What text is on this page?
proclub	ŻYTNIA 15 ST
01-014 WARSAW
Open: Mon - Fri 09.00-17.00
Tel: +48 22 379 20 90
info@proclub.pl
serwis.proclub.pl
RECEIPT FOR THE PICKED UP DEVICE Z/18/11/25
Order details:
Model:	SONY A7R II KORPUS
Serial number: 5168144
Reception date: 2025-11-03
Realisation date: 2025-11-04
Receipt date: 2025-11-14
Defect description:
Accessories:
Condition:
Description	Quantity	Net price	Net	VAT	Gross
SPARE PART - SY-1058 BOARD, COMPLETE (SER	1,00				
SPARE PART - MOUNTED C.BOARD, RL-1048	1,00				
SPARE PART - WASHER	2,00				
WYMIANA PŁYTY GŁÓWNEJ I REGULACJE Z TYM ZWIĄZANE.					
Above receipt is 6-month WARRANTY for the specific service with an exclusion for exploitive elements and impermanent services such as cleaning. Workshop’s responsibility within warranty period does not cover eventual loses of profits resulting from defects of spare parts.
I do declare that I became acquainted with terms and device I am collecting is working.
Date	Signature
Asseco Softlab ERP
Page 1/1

• **PROBLEM STATEMENT**:
Write out the material from the first line to the last, exactly.

• **THE RESULT**:
What text is on this page?
proclub	ŻYTNIA 15 ST
01-014 WARSAW
Open: Mon - Fri 09.00-17.00
Tel: +48 22 379 20 90
info@proclub.pl
serwis.proclub.pl
RECEIPT FOR THE PICKED UP DEVICE Z/18/11/25
Order details:
Model:	SONY A7R II KORPUS
Serial number: 5168144
Reception date: 2025-11-03
Realisation date: 2025-11-04
Receipt date: 2025-11-14
Defect description:
Accessories:
Condition:
Description	Quantity	Net price	Net	VAT	Gross
SPARE PART - SY-1058 BOARD, COMPLETE (SER	1,00				
SPARE PART - MOUNTED C.BOARD, RL-1048	1,00				
SPARE PART - WASHER	2,00				
WYMIANA PŁYTY GŁÓWNEJ I REGULACJE Z TYM ZWIĄZANE.					
Above receipt is 6-month WARRANTY for the specific service with an exclusion for exploitive elements and impermanent services such as cleaning. Workshop’s responsibility within warranty period does not cover eventual loses of profits resulting from defects of spare parts.
I do declare that I became acquainted with terms and device I am collecting is working.
Date	Signature
Asseco Softlab ERP
Page 1/1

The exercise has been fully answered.